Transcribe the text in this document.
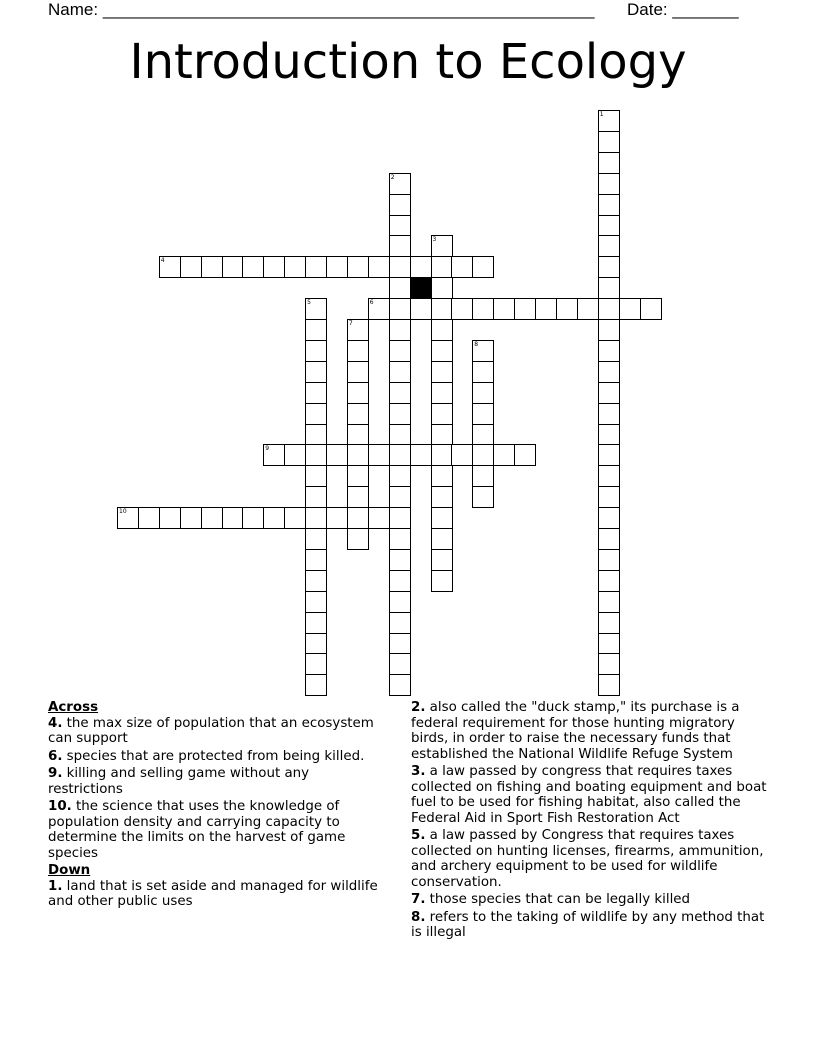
Name: ____________________________________________________ Date: _______
Introduction to Ecology
1
2
3
4
5	6
7
8
9
10

Across

4. the max size of population that an ecosystem can support

6. species that are protected from being killed.

9. killing and selling game without any restrictions

10. the science that uses the knowledge of population density and carrying capacity to determine the limits on the harvest of game species

Down

1. land that is set aside and managed for wildlife and other public uses

2. also called the "duck stamp," its purchase is a federal requirement for those hunting migratory birds, in order to raise the necessary funds that established the National Wildlife Refuge System

3. a law passed by congress that requires taxes collected on fishing and boating equipment and boat fuel to be used for fishing habitat, also called the Federal Aid in Sport Fish Restoration Act

5. a law passed by Congress that requires taxes collected on hunting licenses, firearms, ammunition, and archery equipment to be used for wildlife conservation.

7. those species that can be legally killed

8. refers to the taking of wildlife by any method that is illegal
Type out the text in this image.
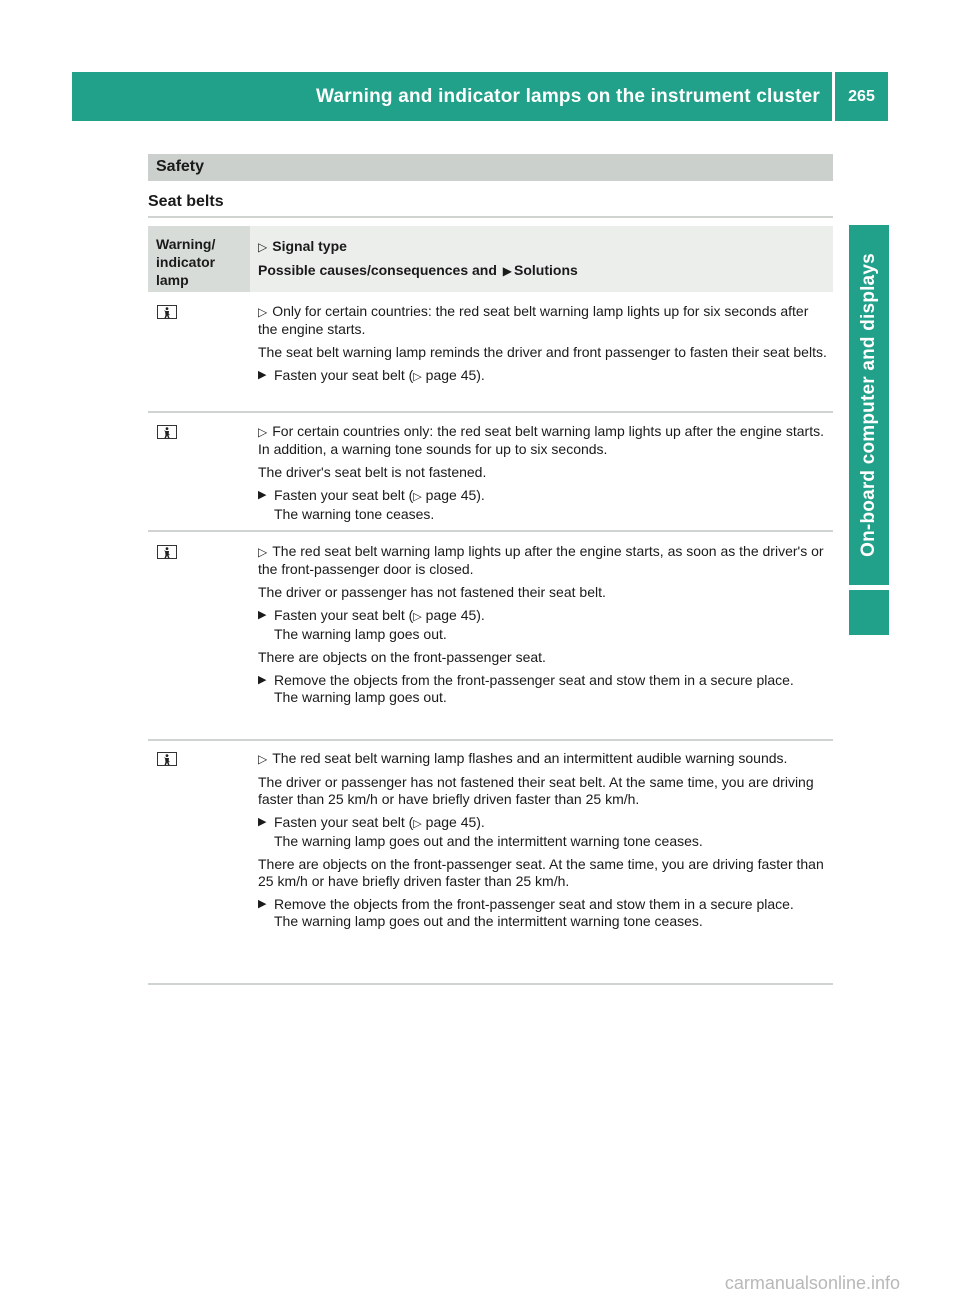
Warning and indicator lamps on the instrument cluster	265
On-board computer and displays
Safety
Seat belts
Warning/
indicator
lamp
▷ Signal type
Possible causes/consequences and ▶ Solutions

▷ Only for certain countries: the red seat belt warning lamp lights up for six seconds after the engine starts.

The seat belt warning lamp reminds the driver and front passenger to fasten their seat belts.

▶ Fasten your seat belt (▷ page 45).

▷ For certain countries only: the red seat belt warning lamp lights up after the engine starts. In addition, a warning tone sounds for up to six seconds.

The driver's seat belt is not fastened.

▶ Fasten your seat belt (▷ page 45).
The warning tone ceases.

▷ The red seat belt warning lamp lights up after the engine starts, as soon as the driver's or the front-passenger door is closed.

The driver or passenger has not fastened their seat belt.

▶ Fasten your seat belt (▷ page 45).
The warning lamp goes out.

There are objects on the front-passenger seat.

▶ Remove the objects from the front-passenger seat and stow them in a secure place.
The warning lamp goes out.

▷ The red seat belt warning lamp flashes and an intermittent audible warning sounds.

The driver or passenger has not fastened their seat belt. At the same time, you are driving faster than 25 km/h or have briefly driven faster than 25 km/h.

▶ Fasten your seat belt (▷ page 45).
The warning lamp goes out and the intermittent warning tone ceases.

There are objects on the front-passenger seat. At the same time, you are driving faster than 25 km/h or have briefly driven faster than 25 km/h.

▶ Remove the objects from the front-passenger seat and stow them in a secure place.
The warning lamp goes out and the intermittent warning tone ceases.
carmanualsonline.info
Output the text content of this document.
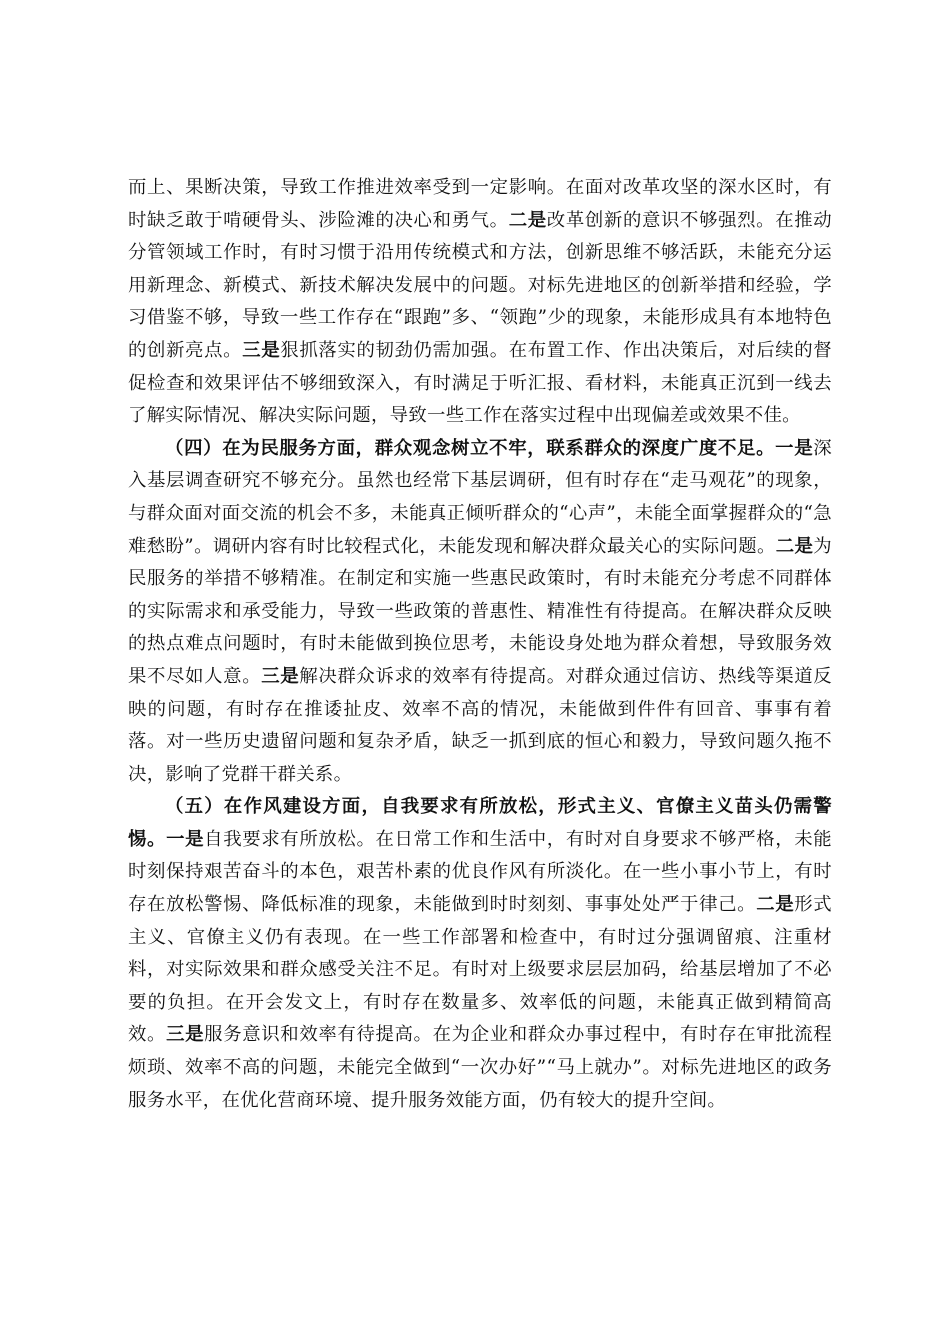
而上、果断决策，导致工作推进效率受到一定影响。在面对改革攻坚的深水区时，有时缺乏敢于啃硬骨头、涉险滩的决心和勇气。二是改革创新的意识不够强烈。在推动分管领域工作时，有时习惯于沿用传统模式和方法，创新思维不够活跃，未能充分运用新理念、新模式、新技术解决发展中的问题。对标先进地区的创新举措和经验，学习借鉴不够，导致一些工作存在“跟跑”多、“领跑”少的现象，未能形成具有本地特色的创新亮点。三是狠抓落实的韧劲仍需加强。在布置工作、作出决策后，对后续的督促检查和效果评估不够细致深入，有时满足于听汇报、看材料，未能真正沉到一线去了解实际情况、解决实际问题，导致一些工作在落实过程中出现偏差或效果不佳。

（四）在为民服务方面，群众观念树立不牢，联系群众的深度广度不足。一是深入基层调查研究不够充分。虽然也经常下基层调研，但有时存在“走马观花”的现象，与群众面对面交流的机会不多，未能真正倾听群众的“心声”，未能全面掌握群众的“急难愁盼”。调研内容有时比较程式化，未能发现和解决群众最关心的实际问题。二是为民服务的举措不够精准。在制定和实施一些惠民政策时，有时未能充分考虑不同群体的实际需求和承受能力，导致一些政策的普惠性、精准性有待提高。在解决群众反映的热点难点问题时，有时未能做到换位思考，未能设身处地为群众着想，导致服务效果不尽如人意。三是解决群众诉求的效率有待提高。对群众通过信访、热线等渠道反映的问题，有时存在推诿扯皮、效率不高的情况，未能做到件件有回音、事事有着落。对一些历史遗留问题和复杂矛盾，缺乏一抓到底的恒心和毅力，导致问题久拖不决，影响了党群干群关系。

（五）在作风建设方面，自我要求有所放松，形式主义、官僚主义苗头仍需警惕。一是自我要求有所放松。在日常工作和生活中，有时对自身要求不够严格，未能时刻保持艰苦奋斗的本色，艰苦朴素的优良作风有所淡化。在一些小事小节上，有时存在放松警惕、降低标准的现象，未能做到时时刻刻、事事处处严于律己。二是形式主义、官僚主义仍有表现。在一些工作部署和检查中，有时过分强调留痕、注重材料，对实际效果和群众感受关注不足。有时对上级要求层层加码，给基层增加了不必要的负担。在开会发文上，有时存在数量多、效率低的问题，未能真正做到精简高效。三是服务意识和效率有待提高。在为企业和群众办事过程中，有时存在审批流程烦琐、效率不高的问题，未能完全做到“一次办好”“马上就办”。对标先进地区的政务服务水平，在优化营商环境、提升服务效能方面，仍有较大的提升空间。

....

Pull out every line of the records above that contains the word "collected".

TASK RESULT ▸
3. a law passed by congress that requires taxes collected on fishing and boating equipment and boat fuel to be used for fishing habitat, also called the Federal Aid in Sport Fish Restoration Act
5. a law passed by Congress that requires taxes collected on hunting licenses, firearms, ammunition, and archery equipment to be used for wildlife conservation.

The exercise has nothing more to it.